■ **Data provided**:

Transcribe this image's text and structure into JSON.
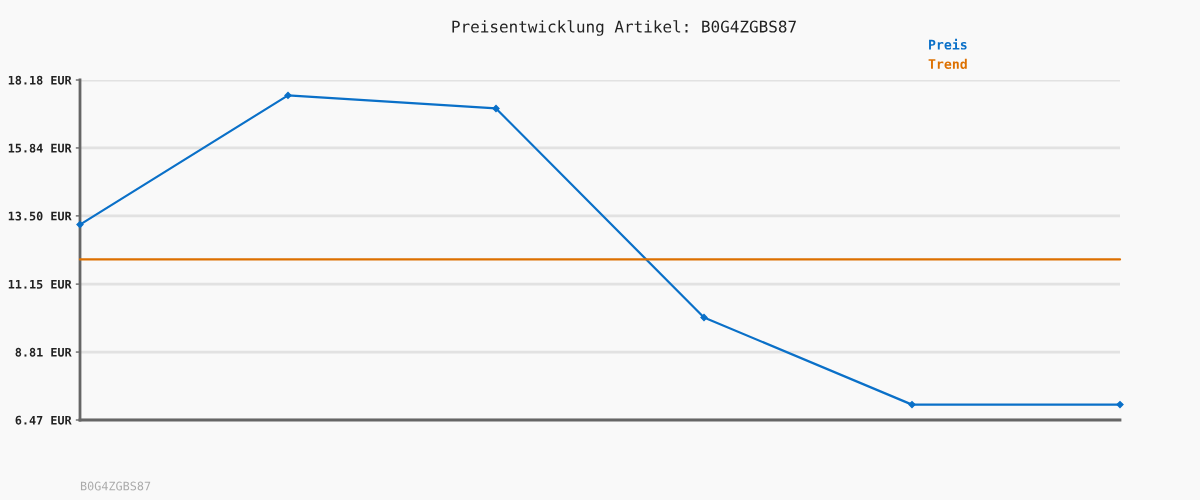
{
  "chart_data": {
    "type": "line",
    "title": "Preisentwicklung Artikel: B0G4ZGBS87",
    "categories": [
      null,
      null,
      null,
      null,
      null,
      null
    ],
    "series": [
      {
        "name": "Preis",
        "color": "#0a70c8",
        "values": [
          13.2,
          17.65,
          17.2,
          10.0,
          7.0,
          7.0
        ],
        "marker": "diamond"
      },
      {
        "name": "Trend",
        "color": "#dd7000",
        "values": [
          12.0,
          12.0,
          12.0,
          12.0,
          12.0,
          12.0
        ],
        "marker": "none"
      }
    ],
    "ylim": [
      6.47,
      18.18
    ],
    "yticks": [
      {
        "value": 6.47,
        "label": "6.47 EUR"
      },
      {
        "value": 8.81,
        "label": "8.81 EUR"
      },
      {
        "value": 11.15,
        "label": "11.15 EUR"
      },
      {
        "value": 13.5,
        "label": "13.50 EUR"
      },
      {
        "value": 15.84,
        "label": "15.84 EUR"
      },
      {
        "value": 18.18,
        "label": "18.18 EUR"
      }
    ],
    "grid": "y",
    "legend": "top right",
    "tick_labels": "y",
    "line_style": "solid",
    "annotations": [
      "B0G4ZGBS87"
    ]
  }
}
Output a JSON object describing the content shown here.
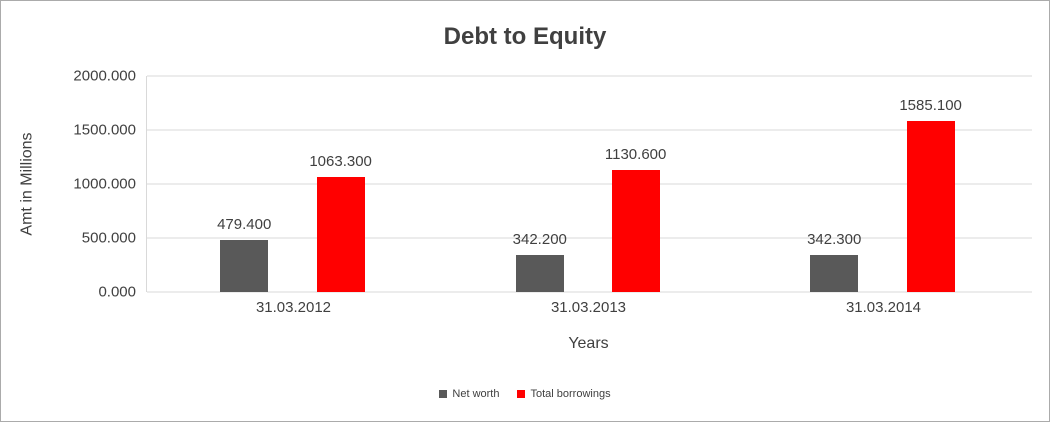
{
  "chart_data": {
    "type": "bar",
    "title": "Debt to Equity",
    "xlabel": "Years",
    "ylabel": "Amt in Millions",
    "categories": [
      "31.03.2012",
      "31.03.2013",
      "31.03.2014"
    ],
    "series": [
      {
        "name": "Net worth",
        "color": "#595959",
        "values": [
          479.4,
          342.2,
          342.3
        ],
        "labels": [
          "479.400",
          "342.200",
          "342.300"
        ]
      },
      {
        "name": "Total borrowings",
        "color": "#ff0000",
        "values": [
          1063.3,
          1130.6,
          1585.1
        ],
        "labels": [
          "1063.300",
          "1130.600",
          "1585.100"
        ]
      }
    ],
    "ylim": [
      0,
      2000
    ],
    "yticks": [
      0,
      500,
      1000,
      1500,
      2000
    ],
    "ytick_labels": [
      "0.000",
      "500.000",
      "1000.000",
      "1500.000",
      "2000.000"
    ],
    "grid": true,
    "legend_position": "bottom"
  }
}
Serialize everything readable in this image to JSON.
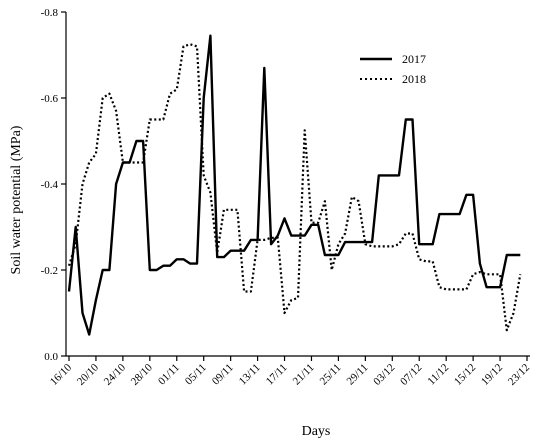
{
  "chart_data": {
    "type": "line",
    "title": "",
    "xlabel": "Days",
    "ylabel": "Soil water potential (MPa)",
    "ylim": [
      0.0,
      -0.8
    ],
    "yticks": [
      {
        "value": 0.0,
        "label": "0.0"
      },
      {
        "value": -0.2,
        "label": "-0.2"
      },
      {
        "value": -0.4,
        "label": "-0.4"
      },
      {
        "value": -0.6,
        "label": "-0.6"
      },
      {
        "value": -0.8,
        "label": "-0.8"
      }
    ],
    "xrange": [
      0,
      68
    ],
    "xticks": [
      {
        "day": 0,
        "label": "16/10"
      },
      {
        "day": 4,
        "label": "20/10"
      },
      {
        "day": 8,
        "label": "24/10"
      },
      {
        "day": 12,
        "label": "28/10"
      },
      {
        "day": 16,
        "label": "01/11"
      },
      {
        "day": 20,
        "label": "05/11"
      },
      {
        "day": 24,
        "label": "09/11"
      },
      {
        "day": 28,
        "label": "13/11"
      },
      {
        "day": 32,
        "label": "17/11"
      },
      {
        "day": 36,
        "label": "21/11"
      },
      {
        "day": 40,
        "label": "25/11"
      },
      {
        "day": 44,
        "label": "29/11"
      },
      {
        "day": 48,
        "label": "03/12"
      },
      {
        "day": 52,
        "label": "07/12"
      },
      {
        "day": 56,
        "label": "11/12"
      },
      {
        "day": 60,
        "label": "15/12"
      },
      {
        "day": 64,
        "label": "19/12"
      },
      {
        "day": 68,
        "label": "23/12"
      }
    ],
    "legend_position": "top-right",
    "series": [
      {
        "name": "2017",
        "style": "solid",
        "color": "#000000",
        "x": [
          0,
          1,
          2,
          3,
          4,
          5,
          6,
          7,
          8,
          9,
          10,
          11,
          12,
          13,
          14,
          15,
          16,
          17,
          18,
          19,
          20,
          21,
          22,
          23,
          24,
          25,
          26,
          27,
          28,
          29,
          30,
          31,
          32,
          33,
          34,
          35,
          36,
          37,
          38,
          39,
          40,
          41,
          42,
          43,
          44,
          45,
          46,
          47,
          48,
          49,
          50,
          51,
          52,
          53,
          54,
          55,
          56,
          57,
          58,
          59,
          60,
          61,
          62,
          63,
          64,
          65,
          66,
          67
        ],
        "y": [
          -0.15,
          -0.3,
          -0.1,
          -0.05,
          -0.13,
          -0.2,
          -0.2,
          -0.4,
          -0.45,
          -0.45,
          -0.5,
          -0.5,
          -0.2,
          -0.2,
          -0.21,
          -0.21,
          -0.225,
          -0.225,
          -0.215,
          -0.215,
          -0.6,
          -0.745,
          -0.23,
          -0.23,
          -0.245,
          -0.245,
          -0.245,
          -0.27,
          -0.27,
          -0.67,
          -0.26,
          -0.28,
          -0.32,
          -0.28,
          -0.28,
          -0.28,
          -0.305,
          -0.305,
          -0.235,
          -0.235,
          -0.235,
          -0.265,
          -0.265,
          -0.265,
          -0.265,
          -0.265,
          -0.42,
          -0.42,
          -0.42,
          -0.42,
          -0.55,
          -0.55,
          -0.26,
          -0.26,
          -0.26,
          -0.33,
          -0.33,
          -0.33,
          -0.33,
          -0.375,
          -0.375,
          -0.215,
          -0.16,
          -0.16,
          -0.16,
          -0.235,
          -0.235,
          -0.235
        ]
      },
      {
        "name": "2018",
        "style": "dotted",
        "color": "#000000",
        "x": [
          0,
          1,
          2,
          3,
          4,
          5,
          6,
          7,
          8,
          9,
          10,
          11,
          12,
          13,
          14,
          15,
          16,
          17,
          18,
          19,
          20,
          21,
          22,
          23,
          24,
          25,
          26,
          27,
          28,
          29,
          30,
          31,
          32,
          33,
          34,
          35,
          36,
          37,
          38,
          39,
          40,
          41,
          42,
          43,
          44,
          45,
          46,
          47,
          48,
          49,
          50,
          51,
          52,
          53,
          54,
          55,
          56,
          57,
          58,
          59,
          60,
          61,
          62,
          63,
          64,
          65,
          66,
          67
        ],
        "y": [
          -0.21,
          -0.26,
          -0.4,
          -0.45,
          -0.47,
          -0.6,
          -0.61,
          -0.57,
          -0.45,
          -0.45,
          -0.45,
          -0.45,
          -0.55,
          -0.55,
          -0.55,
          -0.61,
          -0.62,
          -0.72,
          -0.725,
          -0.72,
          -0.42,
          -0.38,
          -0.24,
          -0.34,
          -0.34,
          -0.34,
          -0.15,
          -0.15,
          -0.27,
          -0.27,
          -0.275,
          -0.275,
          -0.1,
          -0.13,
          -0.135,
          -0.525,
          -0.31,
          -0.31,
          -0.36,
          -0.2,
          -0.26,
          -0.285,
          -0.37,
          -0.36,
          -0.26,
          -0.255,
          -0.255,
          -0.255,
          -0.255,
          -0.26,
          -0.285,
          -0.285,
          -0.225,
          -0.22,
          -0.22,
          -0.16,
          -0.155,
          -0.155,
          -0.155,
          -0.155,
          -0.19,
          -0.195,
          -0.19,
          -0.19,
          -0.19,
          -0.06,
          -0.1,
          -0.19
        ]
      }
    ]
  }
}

■ **Exercise aim**: Transcribe each entry precisely as given, leaving the pictures out.

■ **Task output**:
Transcribe this image's text and structure into JSON.
{
  "chart_data": {
    "type": "line",
    "title": "Preisentwicklung Artikel: B0G4ZGBS87",
    "categories": [
      null,
      null,
      null,
      null,
      null,
      null
    ],
    "series": [
      {
        "name": "Preis",
        "color": "#0a70c8",
        "values": [
          13.2,
          17.65,
          17.2,
          10.0,
          7.0,
          7.0
        ],
        "marker": "diamond"
      },
      {
        "name": "Trend",
        "color": "#dd7000",
        "values": [
          12.0,
          12.0,
          12.0,
          12.0,
          12.0,
          12.0
        ],
        "marker": "none"
      }
    ],
    "ylim": [
      6.47,
      18.18
    ],
    "yticks": [
      {
        "value": 6.47,
        "label": "6.47 EUR"
      },
      {
        "value": 8.81,
        "label": "8.81 EUR"
      },
      {
        "value": 11.15,
        "label": "11.15 EUR"
      },
      {
        "value": 13.5,
        "label": "13.50 EUR"
      },
      {
        "value": 15.84,
        "label": "15.84 EUR"
      },
      {
        "value": 18.18,
        "label": "18.18 EUR"
      }
    ],
    "grid": "y",
    "legend": "top right",
    "tick_labels": "y",
    "line_style": "solid",
    "annotations": [
      "B0G4ZGBS87"
    ]
  }
}
Output a JSON object describing the content shown here.
{
  "chart_data": {
    "type": "bar",
    "title": "Debt to Equity",
    "xlabel": "Years",
    "ylabel": "Amt in Millions",
    "categories": [
      "31.03.2012",
      "31.03.2013",
      "31.03.2014"
    ],
    "series": [
      {
        "name": "Net worth",
        "color": "#595959",
        "values": [
          479.4,
          342.2,
          342.3
        ],
        "labels": [
          "479.400",
          "342.200",
          "342.300"
        ]
      },
      {
        "name": "Total borrowings",
        "color": "#ff0000",
        "values": [
          1063.3,
          1130.6,
          1585.1
        ],
        "labels": [
          "1063.300",
          "1130.600",
          "1585.100"
        ]
      }
    ],
    "ylim": [
      0,
      2000
    ],
    "yticks": [
      0,
      500,
      1000,
      1500,
      2000
    ],
    "ytick_labels": [
      "0.000",
      "500.000",
      "1000.000",
      "1500.000",
      "2000.000"
    ],
    "grid": true,
    "legend_position": "bottom"
  }
}
Serialize everything readable in this image to JSON.
{
  "chart_data": {
    "type": "line",
    "title": "",
    "xlabel": "Days",
    "ylabel": "Soil water potential (MPa)",
    "ylim": [
      0.0,
      -0.8
    ],
    "yticks": [
      {
        "value": 0.0,
        "label": "0.0"
      },
      {
        "value": -0.2,
        "label": "-0.2"
      },
      {
        "value": -0.4,
        "label": "-0.4"
      },
      {
        "value": -0.6,
        "label": "-0.6"
      },
      {
        "value": -0.8,
        "label": "-0.8"
      }
    ],
    "xrange": [
      0,
      68
    ],
    "xticks": [
      {
        "day": 0,
        "label": "16/10"
      },
      {
        "day": 4,
        "label": "20/10"
      },
      {
        "day": 8,
        "label": "24/10"
      },
      {
        "day": 12,
        "label": "28/10"
      },
      {
        "day": 16,
        "label": "01/11"
      },
      {
        "day": 20,
        "label": "05/11"
      },
      {
        "day": 24,
        "label": "09/11"
      },
      {
        "day": 28,
        "label": "13/11"
      },
      {
        "day": 32,
        "label": "17/11"
      },
      {
        "day": 36,
        "label": "21/11"
      },
      {
        "day": 40,
        "label": "25/11"
      },
      {
        "day": 44,
        "label": "29/11"
      },
      {
        "day": 48,
        "label": "03/12"
      },
      {
        "day": 52,
        "label": "07/12"
      },
      {
        "day": 56,
        "label": "11/12"
      },
      {
        "day": 60,
        "label": "15/12"
      },
      {
        "day": 64,
        "label": "19/12"
      },
      {
        "day": 68,
        "label": "23/12"
      }
    ],
    "legend_position": "top-right",
    "series": [
      {
        "name": "2017",
        "style": "solid",
        "color": "#000000",
        "x": [
          0,
          1,
          2,
          3,
          4,
          5,
          6,
          7,
          8,
          9,
          10,
          11,
          12,
          13,
          14,
          15,
          16,
          17,
          18,
          19,
          20,
          21,
          22,
          23,
          24,
          25,
          26,
          27,
          28,
          29,
          30,
          31,
          32,
          33,
          34,
          35,
          36,
          37,
          38,
          39,
          40,
          41,
          42,
          43,
          44,
          45,
          46,
          47,
          48,
          49,
          50,
          51,
          52,
          53,
          54,
          55,
          56,
          57,
          58,
          59,
          60,
          61,
          62,
          63,
          64,
          65,
          66,
          67
        ],
        "y": [
          -0.15,
          -0.3,
          -0.1,
          -0.05,
          -0.13,
          -0.2,
          -0.2,
          -0.4,
          -0.45,
          -0.45,
          -0.5,
          -0.5,
          -0.2,
          -0.2,
          -0.21,
          -0.21,
          -0.225,
          -0.225,
          -0.215,
          -0.215,
          -0.6,
          -0.745,
          -0.23,
          -0.23,
          -0.245,
          -0.245,
          -0.245,
          -0.27,
          -0.27,
          -0.67,
          -0.26,
          -0.28,
          -0.32,
          -0.28,
          -0.28,
          -0.28,
          -0.305,
          -0.305,
          -0.235,
          -0.235,
          -0.235,
          -0.265,
          -0.265,
          -0.265,
          -0.265,
          -0.265,
          -0.42,
          -0.42,
          -0.42,
          -0.42,
          -0.55,
          -0.55,
          -0.26,
          -0.26,
          -0.26,
          -0.33,
          -0.33,
          -0.33,
          -0.33,
          -0.375,
          -0.375,
          -0.215,
          -0.16,
          -0.16,
          -0.16,
          -0.235,
          -0.235,
          -0.235
        ]
      },
      {
        "name": "2018",
        "style": "dotted",
        "color": "#000000",
        "x": [
          0,
          1,
          2,
          3,
          4,
          5,
          6,
          7,
          8,
          9,
          10,
          11,
          12,
          13,
          14,
          15,
          16,
          17,
          18,
          19,
          20,
          21,
          22,
          23,
          24,
          25,
          26,
          27,
          28,
          29,
          30,
          31,
          32,
          33,
          34,
          35,
          36,
          37,
          38,
          39,
          40,
          41,
          42,
          43,
          44,
          45,
          46,
          47,
          48,
          49,
          50,
          51,
          52,
          53,
          54,
          55,
          56,
          57,
          58,
          59,
          60,
          61,
          62,
          63,
          64,
          65,
          66,
          67
        ],
        "y": [
          -0.21,
          -0.26,
          -0.4,
          -0.45,
          -0.47,
          -0.6,
          -0.61,
          -0.57,
          -0.45,
          -0.45,
          -0.45,
          -0.45,
          -0.55,
          -0.55,
          -0.55,
          -0.61,
          -0.62,
          -0.72,
          -0.725,
          -0.72,
          -0.42,
          -0.38,
          -0.24,
          -0.34,
          -0.34,
          -0.34,
          -0.15,
          -0.15,
          -0.27,
          -0.27,
          -0.275,
          -0.275,
          -0.1,
          -0.13,
          -0.135,
          -0.525,
          -0.31,
          -0.31,
          -0.36,
          -0.2,
          -0.26,
          -0.285,
          -0.37,
          -0.36,
          -0.26,
          -0.255,
          -0.255,
          -0.255,
          -0.255,
          -0.26,
          -0.285,
          -0.285,
          -0.225,
          -0.22,
          -0.22,
          -0.16,
          -0.155,
          -0.155,
          -0.155,
          -0.155,
          -0.19,
          -0.195,
          -0.19,
          -0.19,
          -0.19,
          -0.06,
          -0.1,
          -0.19
        ]
      }
    ]
  }
}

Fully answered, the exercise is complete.